→ What is being asked
Your answer must be an exact copy of the records below, with every picture left out.

→ Data for this exercise
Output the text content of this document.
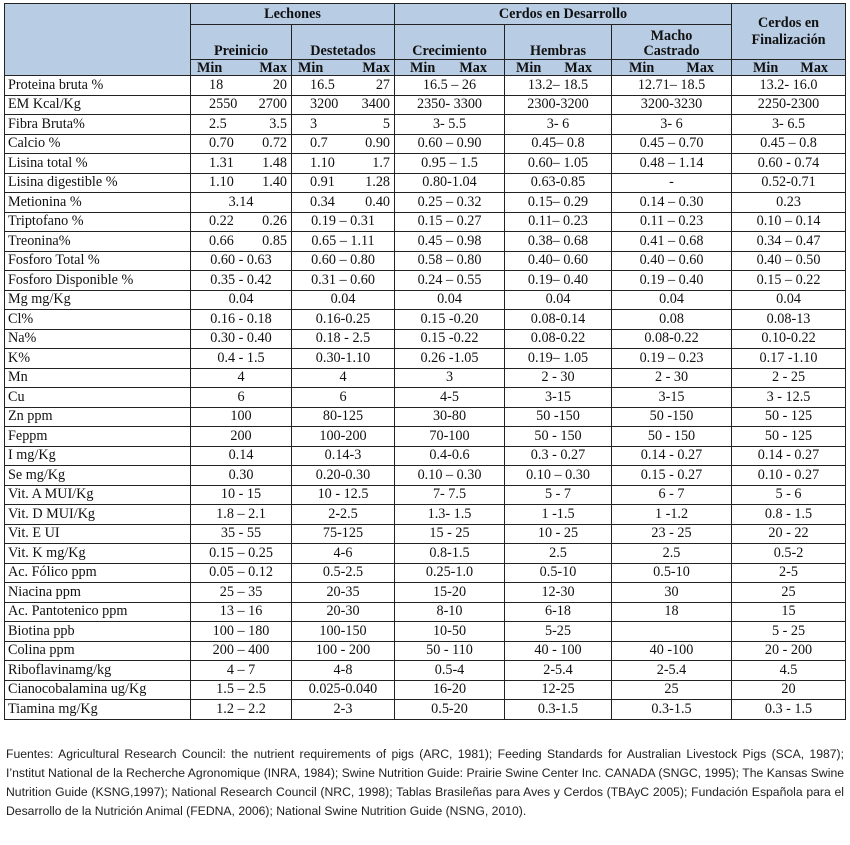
	Lechones				Cerdos en Desarrollo			Cerdos en Finalización
	Preinicio		Destetados		Crecimiento	Hembras	Macho Castrado	
	Min	Max	Min	Max	Min Max	Min Max	Min Max	Min Max

Proteina bruta %	18	20	16.5	27	16.5 – 26	13.2– 18.5	12.71– 18.5	13.2- 16.0
EM Kcal/Kg	2550	2700	3200	3400	2350- 3300	2300-3200	3200-3230	2250-2300
Fibra Bruta%	2.5	3.5	3	5	3- 5.5	3- 6	3- 6	3- 6.5
Calcio %	0.70	0.72	0.7	0.90	0.60 – 0.90	0.45– 0.8	0.45 – 0.70	0.45 – 0.8
Lisina total %	1.31	1.48	1.10	1.7	0.95 – 1.5	0.60– 1.05	0.48 – 1.14	0.60 - 0.74
Lisina digestible %	1.10	1.40	0.91	1.28	0.80-1.04	0.63-0.85	-	0.52-0.71
Metionina %	3.14		0.34	0.40	0.25 – 0.32	0.15– 0.29	0.14 – 0.30	0.23
Triptofano %	0.22	0.26	0.19 – 0.31		0.15 – 0.27	0.11– 0.23	0.11 – 0.23	0.10 – 0.14
Treonina%	0.66	0.85	0.65 – 1.11		0.45 – 0.98	0.38– 0.68	0.41 – 0.68	0.34 – 0.47
Fosforo Total %	0.60 - 0.63		0.60 – 0.80		0.58 – 0.80	0.40– 0.60	0.40 – 0.60	0.40 – 0.50
Fosforo Disponible %	0.35 - 0.42		0.31 – 0.60		0.24 – 0.55	0.19– 0.40	0.19 – 0.40	0.15 – 0.22
Mg mg/Kg	0.04		0.04		0.04	0.04	0.04	0.04
Cl%	0.16 - 0.18		0.16-0.25		0.15 -0.20	0.08-0.14	0.08	0.08-13
Na%	0.30 - 0.40		0.18 - 2.5		0.15 -0.22	0.08-0.22	0.08-0.22	0.10-0.22
K%	0.4 - 1.5		0.30-1.10		0.26 -1.05	0.19– 1.05	0.19 – 0.23	0.17 -1.10
Mn	4		4		3	2 - 30	2 - 30	2 - 25
Cu	6		6		4-5	3-15	3-15	3 - 12.5
Zn ppm	100		80-125		30-80	50 -150	50 -150	50 - 125
Feppm	200		100-200		70-100	50 - 150	50 - 150	50 - 125
I mg/Kg	0.14		0.14-3		0.4-0.6	0.3 - 0.27	0.14 - 0.27	0.14 - 0.27
Se mg/Kg	0.30		0.20-0.30		0.10 – 0.30	0.10 – 0.30	0.15 - 0.27	0.10 - 0.27
Vit. A MUI/Kg	10 - 15		10 - 12.5		7- 7.5	5 - 7	6 - 7	5 - 6
Vit. D MUI/Kg	1.8 – 2.1		2-2.5		1.3- 1.5	1 -1.5	1 -1.2	0.8 - 1.5
Vit. E UI	35 - 55		75-125		15 - 25	10 - 25	23 - 25	20 - 22
Vit. K mg/Kg	0.15 – 0.25		4-6		0.8-1.5	2.5	2.5	0.5-2
Ac. Fólico ppm	0.05 – 0.12		0.5-2.5		0.25-1.0	0.5-10	0.5-10	2-5
Niacina ppm	25 – 35		20-35		15-20	12-30	30	25
Ac. Pantotenico ppm	13 – 16		20-30		8-10	6-18	18	15
Biotina ppb	100 – 180		100-150		10-50	5-25		5 - 25
Colina ppm	200 – 400		100 - 200		50 - 110	40 - 100	40 -100	20 - 200
Riboflavinamg/kg	4 – 7		4-8		0.5-4	2-5.4	2-5.4	4.5
Cianocobalamina ug/Kg	1.5 – 2.5		0.025-0.040		16-20	12-25	25	20
Tiamina mg/Kg	1.2 – 2.2		2-3		0.5-20	0.3-1.5	0.3-1.5	0.3 - 1.5

Fuentes: Agricultural Research Council: the nutrient requirements of pigs (ARC, 1981); Feeding Standards for Australian Livestock Pigs (SCA, 1987); I’nstitut National de la Recherche Agronomique (INRA, 1984); Swine Nutrition Guide: Prairie Swine Center Inc. CANADA (SNGC, 1995); The Kansas Swine Nutrition Guide (KSNG,1997); National Research Council (NRC, 1998); Tablas Brasileñas para Aves y Cerdos (TBAyC 2005); Fundación Española para el Desarrollo de la Nutrición Animal (FEDNA, 2006); National Swine Nutrition Guide (NSNG, 2010).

→ Response below
Output the text content of this document.
	Lechones				Cerdos en Desarrollo			Cerdos en Finalización
	Preinicio		Destetados		Crecimiento	Hembras	Macho Castrado	
	Min	Max	Min	Max	Min Max	Min Max	Min Max	Min Max

Proteina bruta %	18	20	16.5	27	16.5 – 26	13.2– 18.5	12.71– 18.5	13.2- 16.0
EM Kcal/Kg	2550	2700	3200	3400	2350- 3300	2300-3200	3200-3230	2250-2300
Fibra Bruta%	2.5	3.5	3	5	3- 5.5	3- 6	3- 6	3- 6.5
Calcio %	0.70	0.72	0.7	0.90	0.60 – 0.90	0.45– 0.8	0.45 – 0.70	0.45 – 0.8
Lisina total %	1.31	1.48	1.10	1.7	0.95 – 1.5	0.60– 1.05	0.48 – 1.14	0.60 - 0.74
Lisina digestible %	1.10	1.40	0.91	1.28	0.80-1.04	0.63-0.85	-	0.52-0.71
Metionina %	3.14		0.34	0.40	0.25 – 0.32	0.15– 0.29	0.14 – 0.30	0.23
Triptofano %	0.22	0.26	0.19 – 0.31		0.15 – 0.27	0.11– 0.23	0.11 – 0.23	0.10 – 0.14
Treonina%	0.66	0.85	0.65 – 1.11		0.45 – 0.98	0.38– 0.68	0.41 – 0.68	0.34 – 0.47
Fosforo Total %	0.60 - 0.63		0.60 – 0.80		0.58 – 0.80	0.40– 0.60	0.40 – 0.60	0.40 – 0.50
Fosforo Disponible %	0.35 - 0.42		0.31 – 0.60		0.24 – 0.55	0.19– 0.40	0.19 – 0.40	0.15 – 0.22
Mg mg/Kg	0.04		0.04		0.04	0.04	0.04	0.04
Cl%	0.16 - 0.18		0.16-0.25		0.15 -0.20	0.08-0.14	0.08	0.08-13
Na%	0.30 - 0.40		0.18 - 2.5		0.15 -0.22	0.08-0.22	0.08-0.22	0.10-0.22
K%	0.4 - 1.5		0.30-1.10		0.26 -1.05	0.19– 1.05	0.19 – 0.23	0.17 -1.10
Mn	4		4		3	2 - 30	2 - 30	2 - 25
Cu	6		6		4-5	3-15	3-15	3 - 12.5
Zn ppm	100		80-125		30-80	50 -150	50 -150	50 - 125
Feppm	200		100-200		70-100	50 - 150	50 - 150	50 - 125
I mg/Kg	0.14		0.14-3		0.4-0.6	0.3 - 0.27	0.14 - 0.27	0.14 - 0.27
Se mg/Kg	0.30		0.20-0.30		0.10 – 0.30	0.10 – 0.30	0.15 - 0.27	0.10 - 0.27
Vit. A MUI/Kg	10 - 15		10 - 12.5		7- 7.5	5 - 7	6 - 7	5 - 6
Vit. D MUI/Kg	1.8 – 2.1		2-2.5		1.3- 1.5	1 -1.5	1 -1.2	0.8 - 1.5
Vit. E UI	35 - 55		75-125		15 - 25	10 - 25	23 - 25	20 - 22
Vit. K mg/Kg	0.15 – 0.25		4-6		0.8-1.5	2.5	2.5	0.5-2
Ac. Fólico ppm	0.05 – 0.12		0.5-2.5		0.25-1.0	0.5-10	0.5-10	2-5
Niacina ppm	25 – 35		20-35		15-20	12-30	30	25
Ac. Pantotenico ppm	13 – 16		20-30		8-10	6-18	18	15
Biotina ppb	100 – 180		100-150		10-50	5-25		5 - 25
Colina ppm	200 – 400		100 - 200		50 - 110	40 - 100	40 -100	20 - 200
Riboflavinamg/kg	4 – 7		4-8		0.5-4	2-5.4	2-5.4	4.5
Cianocobalamina ug/Kg	1.5 – 2.5		0.025-0.040		16-20	12-25	25	20
Tiamina mg/Kg	1.2 – 2.2		2-3		0.5-20	0.3-1.5	0.3-1.5	0.3 - 1.5

Fuentes: Agricultural Research Council: the nutrient requirements of pigs (ARC, 1981); Feeding Standards for Australian Livestock Pigs (SCA, 1987); I’nstitut National de la Recherche Agronomique (INRA, 1984); Swine Nutrition Guide: Prairie Swine Center Inc. CANADA (SNGC, 1995); The Kansas Swine Nutrition Guide (KSNG,1997); National Research Council (NRC, 1998); Tablas Brasileñas para Aves y Cerdos (TBAyC 2005); Fundación Española para el Desarrollo de la Nutrición Animal (FEDNA, 2006); National Swine Nutrition Guide (NSNG, 2010).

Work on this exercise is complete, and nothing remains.